● **Dataset rows**
** begin **

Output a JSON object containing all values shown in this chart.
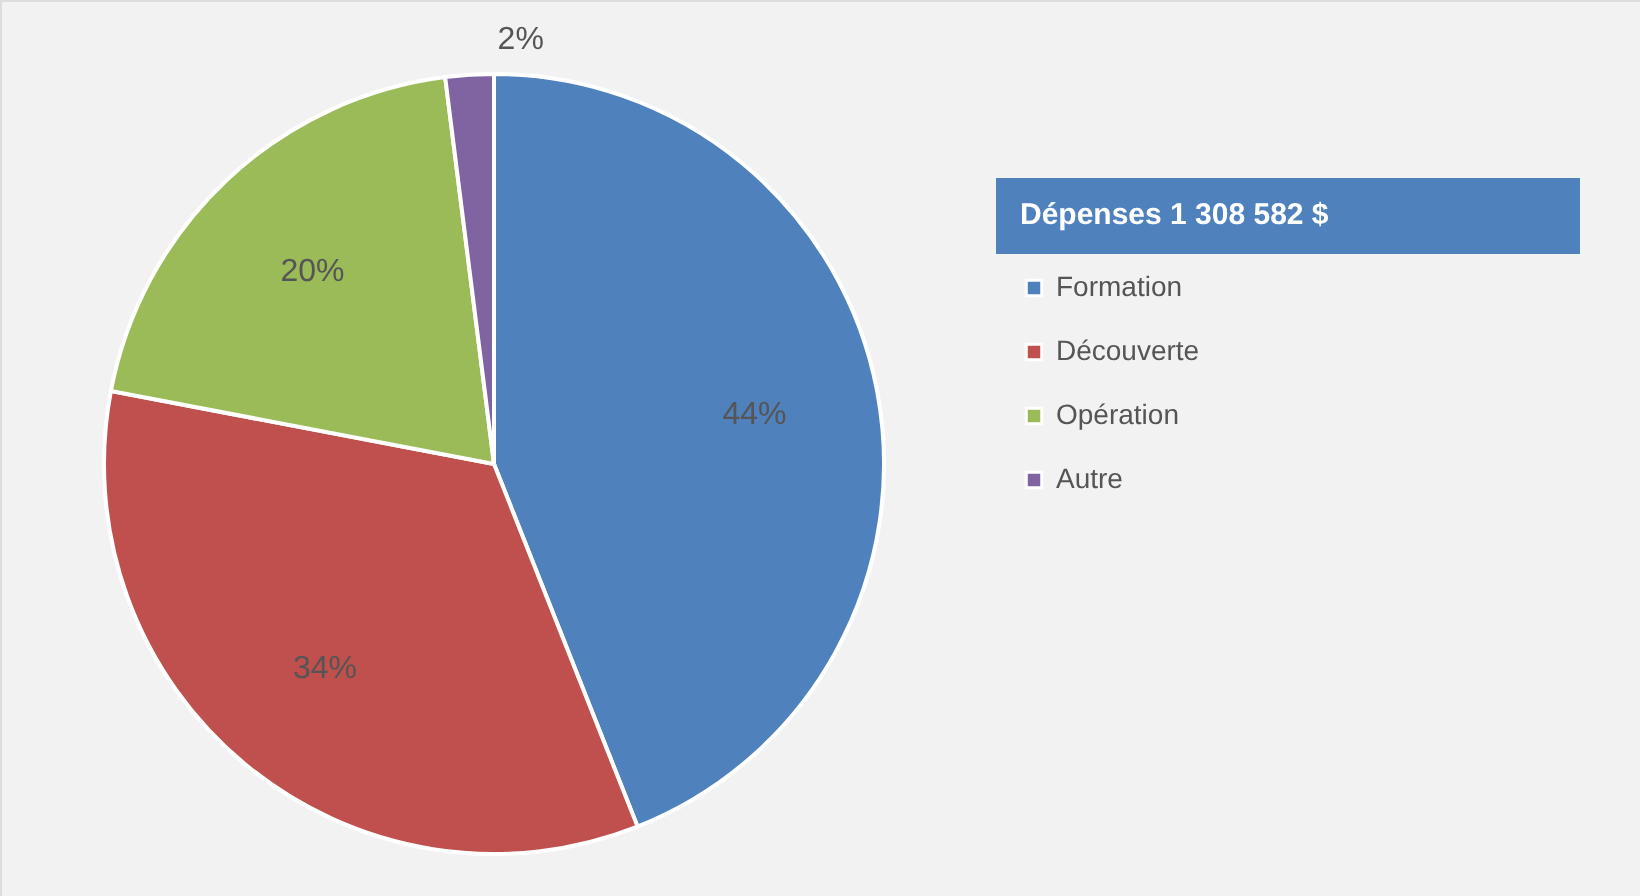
{
  "chart_data": {
    "type": "pie",
    "legend_title": "Dépenses 1 308 582 $",
    "categories": [
      "Formation",
      "Découverte",
      "Opération",
      "Autre"
    ],
    "values": [
      44,
      34,
      20,
      2
    ],
    "colors": [
      "#4f81bd",
      "#c0504d",
      "#9bbb59",
      "#8064a2"
    ],
    "value_labels": [
      "44%",
      "34%",
      "20%",
      "2%"
    ],
    "legend": "right"
  }
}
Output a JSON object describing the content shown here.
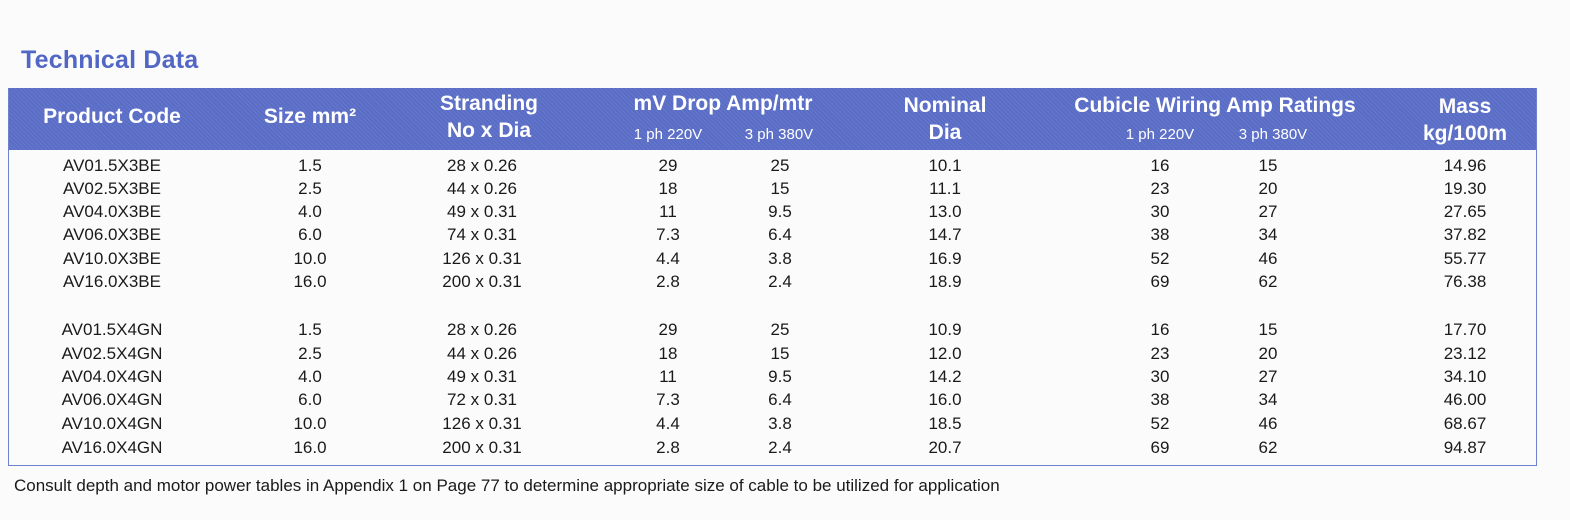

** end **

● **Challenge**
All the lines above are to be given again exactly as they read, with the pictures removed.

● **Output for this exercise**
Output a JSON object containing all values shown in this chart.
{
  "chart_data": {
    "type": "pie",
    "legend_title": "Dépenses 1 308 582 $",
    "categories": [
      "Formation",
      "Découverte",
      "Opération",
      "Autre"
    ],
    "values": [
      44,
      34,
      20,
      2
    ],
    "colors": [
      "#4f81bd",
      "#c0504d",
      "#9bbb59",
      "#8064a2"
    ],
    "value_labels": [
      "44%",
      "34%",
      "20%",
      "2%"
    ],
    "legend": "right"
  }
}
Output a JSON object describing the content shown here.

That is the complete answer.